══ Information supplied

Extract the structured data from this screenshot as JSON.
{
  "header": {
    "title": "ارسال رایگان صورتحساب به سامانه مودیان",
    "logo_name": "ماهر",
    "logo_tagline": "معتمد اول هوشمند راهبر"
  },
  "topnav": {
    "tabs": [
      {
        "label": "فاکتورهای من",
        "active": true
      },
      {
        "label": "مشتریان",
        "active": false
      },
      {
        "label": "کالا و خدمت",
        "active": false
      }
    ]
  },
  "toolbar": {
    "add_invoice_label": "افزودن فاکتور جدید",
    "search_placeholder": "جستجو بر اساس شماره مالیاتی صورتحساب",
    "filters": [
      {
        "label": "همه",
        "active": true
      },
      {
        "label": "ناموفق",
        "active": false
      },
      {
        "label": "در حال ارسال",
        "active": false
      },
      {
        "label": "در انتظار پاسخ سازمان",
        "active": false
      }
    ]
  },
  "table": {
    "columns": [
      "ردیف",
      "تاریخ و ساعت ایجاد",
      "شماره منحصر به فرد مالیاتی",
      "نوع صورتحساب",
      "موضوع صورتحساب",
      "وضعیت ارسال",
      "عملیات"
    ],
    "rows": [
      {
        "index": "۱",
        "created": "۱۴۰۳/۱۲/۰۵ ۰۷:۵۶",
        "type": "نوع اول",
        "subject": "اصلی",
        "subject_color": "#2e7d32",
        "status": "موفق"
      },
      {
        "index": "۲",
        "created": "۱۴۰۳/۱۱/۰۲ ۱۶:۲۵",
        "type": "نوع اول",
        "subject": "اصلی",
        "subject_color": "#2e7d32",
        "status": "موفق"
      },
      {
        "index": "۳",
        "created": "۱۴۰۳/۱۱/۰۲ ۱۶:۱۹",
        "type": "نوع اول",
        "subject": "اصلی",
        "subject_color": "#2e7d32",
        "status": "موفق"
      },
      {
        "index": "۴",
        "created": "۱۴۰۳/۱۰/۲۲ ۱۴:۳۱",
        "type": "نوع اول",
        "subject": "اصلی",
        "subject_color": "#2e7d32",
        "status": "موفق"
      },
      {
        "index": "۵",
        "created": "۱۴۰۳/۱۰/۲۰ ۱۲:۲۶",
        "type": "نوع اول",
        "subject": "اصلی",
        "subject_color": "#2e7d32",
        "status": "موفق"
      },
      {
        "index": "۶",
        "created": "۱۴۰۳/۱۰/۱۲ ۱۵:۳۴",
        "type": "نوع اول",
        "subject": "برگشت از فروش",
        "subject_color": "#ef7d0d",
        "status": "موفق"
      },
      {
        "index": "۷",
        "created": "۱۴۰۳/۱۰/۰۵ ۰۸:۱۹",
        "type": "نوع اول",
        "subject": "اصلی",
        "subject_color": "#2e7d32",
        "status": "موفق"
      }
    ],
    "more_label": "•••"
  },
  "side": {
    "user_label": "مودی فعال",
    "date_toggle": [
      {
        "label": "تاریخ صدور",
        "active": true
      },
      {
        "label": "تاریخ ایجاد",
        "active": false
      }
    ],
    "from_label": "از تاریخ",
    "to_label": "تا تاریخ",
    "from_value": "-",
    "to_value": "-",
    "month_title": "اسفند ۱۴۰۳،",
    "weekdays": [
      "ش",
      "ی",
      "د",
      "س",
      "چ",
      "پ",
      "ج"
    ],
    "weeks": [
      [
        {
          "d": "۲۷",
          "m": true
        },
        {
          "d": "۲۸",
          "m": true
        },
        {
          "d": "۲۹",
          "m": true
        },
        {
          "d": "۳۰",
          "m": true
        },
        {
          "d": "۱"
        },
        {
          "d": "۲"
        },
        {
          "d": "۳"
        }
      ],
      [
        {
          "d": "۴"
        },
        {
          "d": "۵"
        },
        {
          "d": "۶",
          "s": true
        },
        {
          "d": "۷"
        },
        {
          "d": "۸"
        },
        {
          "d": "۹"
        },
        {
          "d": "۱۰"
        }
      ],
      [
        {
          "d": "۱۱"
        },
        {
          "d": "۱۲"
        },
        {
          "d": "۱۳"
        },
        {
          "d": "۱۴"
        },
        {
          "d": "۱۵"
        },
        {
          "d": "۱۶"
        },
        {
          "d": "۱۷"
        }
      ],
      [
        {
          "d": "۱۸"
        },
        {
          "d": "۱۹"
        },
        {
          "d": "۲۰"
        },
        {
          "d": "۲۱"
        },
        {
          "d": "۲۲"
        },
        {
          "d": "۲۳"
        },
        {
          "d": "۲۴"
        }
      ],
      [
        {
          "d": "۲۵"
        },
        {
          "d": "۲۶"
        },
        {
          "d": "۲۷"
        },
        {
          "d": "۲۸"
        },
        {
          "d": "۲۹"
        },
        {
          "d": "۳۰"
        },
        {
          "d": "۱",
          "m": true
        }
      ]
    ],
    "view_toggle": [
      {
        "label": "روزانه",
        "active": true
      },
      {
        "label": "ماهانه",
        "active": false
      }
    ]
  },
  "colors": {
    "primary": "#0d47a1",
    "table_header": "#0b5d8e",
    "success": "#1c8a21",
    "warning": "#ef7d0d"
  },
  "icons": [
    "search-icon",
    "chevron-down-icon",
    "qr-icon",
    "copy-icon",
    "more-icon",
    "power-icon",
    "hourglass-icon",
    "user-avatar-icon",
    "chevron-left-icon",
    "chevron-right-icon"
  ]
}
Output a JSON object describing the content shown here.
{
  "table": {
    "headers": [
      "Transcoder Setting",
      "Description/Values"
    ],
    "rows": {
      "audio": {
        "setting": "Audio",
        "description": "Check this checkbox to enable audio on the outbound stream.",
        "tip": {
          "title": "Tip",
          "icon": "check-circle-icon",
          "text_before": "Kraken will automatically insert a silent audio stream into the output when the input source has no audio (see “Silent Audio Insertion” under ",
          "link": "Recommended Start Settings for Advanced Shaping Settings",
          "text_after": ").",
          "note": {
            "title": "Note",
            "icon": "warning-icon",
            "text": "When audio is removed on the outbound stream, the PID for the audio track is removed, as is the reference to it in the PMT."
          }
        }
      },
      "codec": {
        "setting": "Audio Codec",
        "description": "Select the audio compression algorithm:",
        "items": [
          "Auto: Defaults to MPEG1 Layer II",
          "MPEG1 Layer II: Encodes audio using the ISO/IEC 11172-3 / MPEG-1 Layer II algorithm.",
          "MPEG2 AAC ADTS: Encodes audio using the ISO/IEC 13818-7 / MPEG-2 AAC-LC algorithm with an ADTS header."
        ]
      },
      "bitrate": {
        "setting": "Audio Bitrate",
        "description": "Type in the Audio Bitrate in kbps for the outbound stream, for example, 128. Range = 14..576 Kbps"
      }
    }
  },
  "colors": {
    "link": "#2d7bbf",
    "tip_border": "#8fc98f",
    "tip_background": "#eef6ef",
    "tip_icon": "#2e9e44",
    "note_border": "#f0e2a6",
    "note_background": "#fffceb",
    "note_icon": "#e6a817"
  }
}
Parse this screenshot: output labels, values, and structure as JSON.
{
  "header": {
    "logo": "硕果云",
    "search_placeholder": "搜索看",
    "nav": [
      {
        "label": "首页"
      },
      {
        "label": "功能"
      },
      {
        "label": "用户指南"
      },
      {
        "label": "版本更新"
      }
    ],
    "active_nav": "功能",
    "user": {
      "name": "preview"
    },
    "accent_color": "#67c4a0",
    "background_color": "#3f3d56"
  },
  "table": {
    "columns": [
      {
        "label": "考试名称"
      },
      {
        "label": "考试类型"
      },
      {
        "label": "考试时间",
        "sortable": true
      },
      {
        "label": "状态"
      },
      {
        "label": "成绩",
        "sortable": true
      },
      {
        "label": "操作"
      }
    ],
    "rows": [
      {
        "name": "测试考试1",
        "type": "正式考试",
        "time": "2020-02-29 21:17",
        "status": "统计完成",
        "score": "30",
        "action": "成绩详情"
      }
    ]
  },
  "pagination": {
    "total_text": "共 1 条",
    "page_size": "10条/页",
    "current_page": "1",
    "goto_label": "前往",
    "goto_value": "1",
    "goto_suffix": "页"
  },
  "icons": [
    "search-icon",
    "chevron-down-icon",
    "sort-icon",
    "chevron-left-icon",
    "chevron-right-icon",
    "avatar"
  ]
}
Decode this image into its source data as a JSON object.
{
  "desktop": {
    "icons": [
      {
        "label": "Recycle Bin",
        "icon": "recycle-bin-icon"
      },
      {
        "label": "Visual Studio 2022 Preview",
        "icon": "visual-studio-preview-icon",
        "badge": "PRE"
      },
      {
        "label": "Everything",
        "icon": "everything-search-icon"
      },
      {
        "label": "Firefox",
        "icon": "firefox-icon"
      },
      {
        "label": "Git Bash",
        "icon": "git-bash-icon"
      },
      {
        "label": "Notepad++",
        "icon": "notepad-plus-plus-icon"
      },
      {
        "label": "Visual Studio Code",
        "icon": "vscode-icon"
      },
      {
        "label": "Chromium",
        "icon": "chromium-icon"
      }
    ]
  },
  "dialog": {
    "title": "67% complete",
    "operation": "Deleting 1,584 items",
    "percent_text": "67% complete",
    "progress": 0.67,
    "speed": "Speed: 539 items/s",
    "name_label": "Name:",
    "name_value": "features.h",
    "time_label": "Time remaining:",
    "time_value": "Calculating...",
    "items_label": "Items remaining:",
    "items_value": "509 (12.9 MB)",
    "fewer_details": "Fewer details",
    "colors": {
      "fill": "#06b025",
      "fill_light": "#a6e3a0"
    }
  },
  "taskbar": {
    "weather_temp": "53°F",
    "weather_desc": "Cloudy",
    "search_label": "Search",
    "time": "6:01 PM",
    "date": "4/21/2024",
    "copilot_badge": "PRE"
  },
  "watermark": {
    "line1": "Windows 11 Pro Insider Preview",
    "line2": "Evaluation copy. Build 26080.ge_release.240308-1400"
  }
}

════

What is expected
Of the lines in this listing, how many contain "تاریخ"? Reply with the number and nothing more.

Written reply
5